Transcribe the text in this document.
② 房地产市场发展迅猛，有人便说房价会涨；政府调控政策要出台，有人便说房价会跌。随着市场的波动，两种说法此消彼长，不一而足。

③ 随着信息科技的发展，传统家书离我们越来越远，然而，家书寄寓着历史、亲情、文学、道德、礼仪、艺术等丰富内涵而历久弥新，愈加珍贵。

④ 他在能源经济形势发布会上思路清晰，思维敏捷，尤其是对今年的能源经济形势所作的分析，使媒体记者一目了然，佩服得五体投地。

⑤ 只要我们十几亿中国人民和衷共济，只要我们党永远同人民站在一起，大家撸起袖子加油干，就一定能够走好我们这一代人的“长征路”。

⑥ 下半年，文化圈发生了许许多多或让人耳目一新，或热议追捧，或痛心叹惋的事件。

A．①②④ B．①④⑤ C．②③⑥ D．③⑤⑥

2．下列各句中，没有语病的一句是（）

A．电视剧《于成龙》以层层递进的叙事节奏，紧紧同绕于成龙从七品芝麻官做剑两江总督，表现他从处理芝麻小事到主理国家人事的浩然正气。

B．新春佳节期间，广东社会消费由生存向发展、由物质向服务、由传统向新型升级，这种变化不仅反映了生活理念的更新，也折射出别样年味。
:::
## TASK BRIEF:
Quote the data in full, keeping each word unchanged.

## RESULT OF THE EXERCISE:
Transcribe the text in this document.
② 房地产市场发展迅猛，有人便说房价会涨；政府调控政策要出台，有人便说房价会跌。随着市场的波动，两种说法此消彼长，不一而足。

③ 随着信息科技的发展，传统家书离我们越来越远，然而，家书寄寓着历史、亲情、文学、道德、礼仪、艺术等丰富内涵而历久弥新，愈加珍贵。

④ 他在能源经济形势发布会上思路清晰，思维敏捷，尤其是对今年的能源经济形势所作的分析，使媒体记者一目了然，佩服得五体投地。

⑤ 只要我们十几亿中国人民和衷共济，只要我们党永远同人民站在一起，大家撸起袖子加油干，就一定能够走好我们这一代人的“长征路”。

⑥ 下半年，文化圈发生了许许多多或让人耳目一新，或热议追捧，或痛心叹惋的事件。

A．①②④ B．①④⑤ C．②③⑥ D．③⑤⑥

2．下列各句中，没有语病的一句是（）

A．电视剧《于成龙》以层层递进的叙事节奏，紧紧同绕于成龙从七品芝麻官做剑两江总督，表现他从处理芝麻小事到主理国家人事的浩然正气。

B．新春佳节期间，广东社会消费由生存向发展、由物质向服务、由传统向新型升级，这种变化不仅反映了生活理念的更新，也折射出别样年味。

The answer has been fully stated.